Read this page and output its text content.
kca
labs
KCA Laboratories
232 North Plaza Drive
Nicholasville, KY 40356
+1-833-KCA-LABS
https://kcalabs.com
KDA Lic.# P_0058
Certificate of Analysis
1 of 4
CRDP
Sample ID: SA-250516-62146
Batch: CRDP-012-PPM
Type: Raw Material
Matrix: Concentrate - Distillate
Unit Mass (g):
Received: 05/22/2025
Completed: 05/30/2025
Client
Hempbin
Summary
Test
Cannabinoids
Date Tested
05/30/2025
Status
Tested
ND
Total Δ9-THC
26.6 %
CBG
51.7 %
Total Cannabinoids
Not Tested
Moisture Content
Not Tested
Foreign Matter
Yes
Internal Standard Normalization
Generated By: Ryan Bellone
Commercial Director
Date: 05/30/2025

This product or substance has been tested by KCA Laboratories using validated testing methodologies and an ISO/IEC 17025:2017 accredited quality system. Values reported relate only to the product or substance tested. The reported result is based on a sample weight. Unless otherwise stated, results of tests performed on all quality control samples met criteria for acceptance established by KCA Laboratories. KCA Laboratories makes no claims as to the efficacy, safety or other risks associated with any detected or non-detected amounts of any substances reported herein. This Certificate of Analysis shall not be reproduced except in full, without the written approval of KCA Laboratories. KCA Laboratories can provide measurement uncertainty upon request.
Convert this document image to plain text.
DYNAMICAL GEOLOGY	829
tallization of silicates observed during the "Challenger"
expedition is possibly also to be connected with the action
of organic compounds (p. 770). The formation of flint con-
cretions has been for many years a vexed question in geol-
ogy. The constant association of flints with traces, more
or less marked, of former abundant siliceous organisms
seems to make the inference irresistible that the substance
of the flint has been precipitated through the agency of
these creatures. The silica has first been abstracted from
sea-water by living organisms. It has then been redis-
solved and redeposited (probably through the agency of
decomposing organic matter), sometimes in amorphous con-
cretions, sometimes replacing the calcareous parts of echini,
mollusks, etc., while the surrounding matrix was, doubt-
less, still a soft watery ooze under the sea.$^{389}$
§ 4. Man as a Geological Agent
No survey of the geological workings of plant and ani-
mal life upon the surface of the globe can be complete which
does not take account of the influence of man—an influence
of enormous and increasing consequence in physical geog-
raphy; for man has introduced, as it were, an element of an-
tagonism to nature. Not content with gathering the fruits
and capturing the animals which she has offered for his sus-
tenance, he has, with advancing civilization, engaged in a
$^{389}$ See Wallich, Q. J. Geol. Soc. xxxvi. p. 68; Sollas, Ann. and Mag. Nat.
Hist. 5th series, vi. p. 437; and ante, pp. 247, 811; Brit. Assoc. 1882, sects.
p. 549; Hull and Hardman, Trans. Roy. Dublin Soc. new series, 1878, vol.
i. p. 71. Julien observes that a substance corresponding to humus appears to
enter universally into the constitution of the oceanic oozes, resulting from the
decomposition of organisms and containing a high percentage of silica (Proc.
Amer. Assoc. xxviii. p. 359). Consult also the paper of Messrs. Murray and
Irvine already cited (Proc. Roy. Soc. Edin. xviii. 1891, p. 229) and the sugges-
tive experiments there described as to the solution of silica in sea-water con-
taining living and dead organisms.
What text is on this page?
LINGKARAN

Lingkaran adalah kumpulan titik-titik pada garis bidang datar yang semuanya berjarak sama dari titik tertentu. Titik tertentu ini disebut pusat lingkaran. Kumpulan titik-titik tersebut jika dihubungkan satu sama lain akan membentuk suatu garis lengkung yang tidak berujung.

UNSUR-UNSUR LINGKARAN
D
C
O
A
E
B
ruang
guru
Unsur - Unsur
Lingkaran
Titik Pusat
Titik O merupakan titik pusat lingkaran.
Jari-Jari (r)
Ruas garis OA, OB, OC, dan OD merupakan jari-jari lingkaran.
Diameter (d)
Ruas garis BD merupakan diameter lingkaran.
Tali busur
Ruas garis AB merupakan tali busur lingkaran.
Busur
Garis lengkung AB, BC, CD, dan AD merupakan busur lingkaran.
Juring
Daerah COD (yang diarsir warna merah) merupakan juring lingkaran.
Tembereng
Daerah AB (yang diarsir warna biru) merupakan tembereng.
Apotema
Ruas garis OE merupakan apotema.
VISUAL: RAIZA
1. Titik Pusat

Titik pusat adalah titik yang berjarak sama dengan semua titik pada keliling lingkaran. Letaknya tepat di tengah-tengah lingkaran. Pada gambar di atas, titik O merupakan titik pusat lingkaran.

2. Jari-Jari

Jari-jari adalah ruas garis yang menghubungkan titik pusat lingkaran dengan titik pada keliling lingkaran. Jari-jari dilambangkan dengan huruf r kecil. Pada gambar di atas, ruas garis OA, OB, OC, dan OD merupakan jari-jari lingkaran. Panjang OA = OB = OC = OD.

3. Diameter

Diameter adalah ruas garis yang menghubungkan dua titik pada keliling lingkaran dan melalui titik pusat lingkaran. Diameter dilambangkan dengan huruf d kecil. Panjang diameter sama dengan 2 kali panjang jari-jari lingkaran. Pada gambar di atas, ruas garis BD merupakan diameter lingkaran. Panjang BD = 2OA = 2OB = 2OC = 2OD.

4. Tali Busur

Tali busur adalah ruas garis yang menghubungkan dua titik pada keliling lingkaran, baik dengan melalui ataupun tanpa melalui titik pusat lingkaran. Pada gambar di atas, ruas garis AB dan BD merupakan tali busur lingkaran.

· · · · · · ·

■ Problem details
Write only the number of lines that include "Proc".

■ Exercise result
2